» AIM OF THE EXERCISE: Write out all the entries word for word, but skip any images.

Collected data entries
------------------------------------------------------------

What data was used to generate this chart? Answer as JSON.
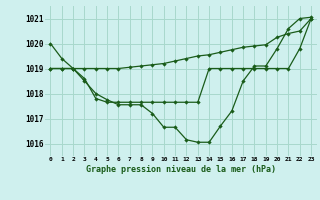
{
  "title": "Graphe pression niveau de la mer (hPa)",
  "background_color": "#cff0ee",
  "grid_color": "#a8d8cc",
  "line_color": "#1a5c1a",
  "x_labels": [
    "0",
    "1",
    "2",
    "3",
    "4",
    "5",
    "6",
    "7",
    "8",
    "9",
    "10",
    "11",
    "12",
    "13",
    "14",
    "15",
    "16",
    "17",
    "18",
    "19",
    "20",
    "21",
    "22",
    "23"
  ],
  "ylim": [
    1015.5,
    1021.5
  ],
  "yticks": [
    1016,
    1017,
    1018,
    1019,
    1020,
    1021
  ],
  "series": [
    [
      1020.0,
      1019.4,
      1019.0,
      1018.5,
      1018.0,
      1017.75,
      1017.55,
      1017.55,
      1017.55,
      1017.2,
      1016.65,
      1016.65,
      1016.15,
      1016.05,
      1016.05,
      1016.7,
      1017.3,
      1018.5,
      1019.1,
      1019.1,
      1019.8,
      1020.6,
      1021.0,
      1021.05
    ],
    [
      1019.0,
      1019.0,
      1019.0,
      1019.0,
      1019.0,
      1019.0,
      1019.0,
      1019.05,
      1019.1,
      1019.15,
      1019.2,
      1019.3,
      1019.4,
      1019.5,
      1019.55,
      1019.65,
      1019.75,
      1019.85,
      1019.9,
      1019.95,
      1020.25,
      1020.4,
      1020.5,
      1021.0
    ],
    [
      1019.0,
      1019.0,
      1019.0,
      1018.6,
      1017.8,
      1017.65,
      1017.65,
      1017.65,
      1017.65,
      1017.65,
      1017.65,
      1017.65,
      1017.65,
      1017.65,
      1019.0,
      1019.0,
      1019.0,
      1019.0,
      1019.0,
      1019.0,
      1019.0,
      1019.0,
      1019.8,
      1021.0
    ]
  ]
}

------------------------------------------------------------

» FULL SOLUTION:
What data was used to generate this chart? Answer as JSON.
{
  "title": "Graphe pression niveau de la mer (hPa)",
  "background_color": "#cff0ee",
  "grid_color": "#a8d8cc",
  "line_color": "#1a5c1a",
  "x_labels": [
    "0",
    "1",
    "2",
    "3",
    "4",
    "5",
    "6",
    "7",
    "8",
    "9",
    "10",
    "11",
    "12",
    "13",
    "14",
    "15",
    "16",
    "17",
    "18",
    "19",
    "20",
    "21",
    "22",
    "23"
  ],
  "ylim": [
    1015.5,
    1021.5
  ],
  "yticks": [
    1016,
    1017,
    1018,
    1019,
    1020,
    1021
  ],
  "series": [
    [
      1020.0,
      1019.4,
      1019.0,
      1018.5,
      1018.0,
      1017.75,
      1017.55,
      1017.55,
      1017.55,
      1017.2,
      1016.65,
      1016.65,
      1016.15,
      1016.05,
      1016.05,
      1016.7,
      1017.3,
      1018.5,
      1019.1,
      1019.1,
      1019.8,
      1020.6,
      1021.0,
      1021.05
    ],
    [
      1019.0,
      1019.0,
      1019.0,
      1019.0,
      1019.0,
      1019.0,
      1019.0,
      1019.05,
      1019.1,
      1019.15,
      1019.2,
      1019.3,
      1019.4,
      1019.5,
      1019.55,
      1019.65,
      1019.75,
      1019.85,
      1019.9,
      1019.95,
      1020.25,
      1020.4,
      1020.5,
      1021.0
    ],
    [
      1019.0,
      1019.0,
      1019.0,
      1018.6,
      1017.8,
      1017.65,
      1017.65,
      1017.65,
      1017.65,
      1017.65,
      1017.65,
      1017.65,
      1017.65,
      1017.65,
      1019.0,
      1019.0,
      1019.0,
      1019.0,
      1019.0,
      1019.0,
      1019.0,
      1019.0,
      1019.8,
      1021.0
    ]
  ]
}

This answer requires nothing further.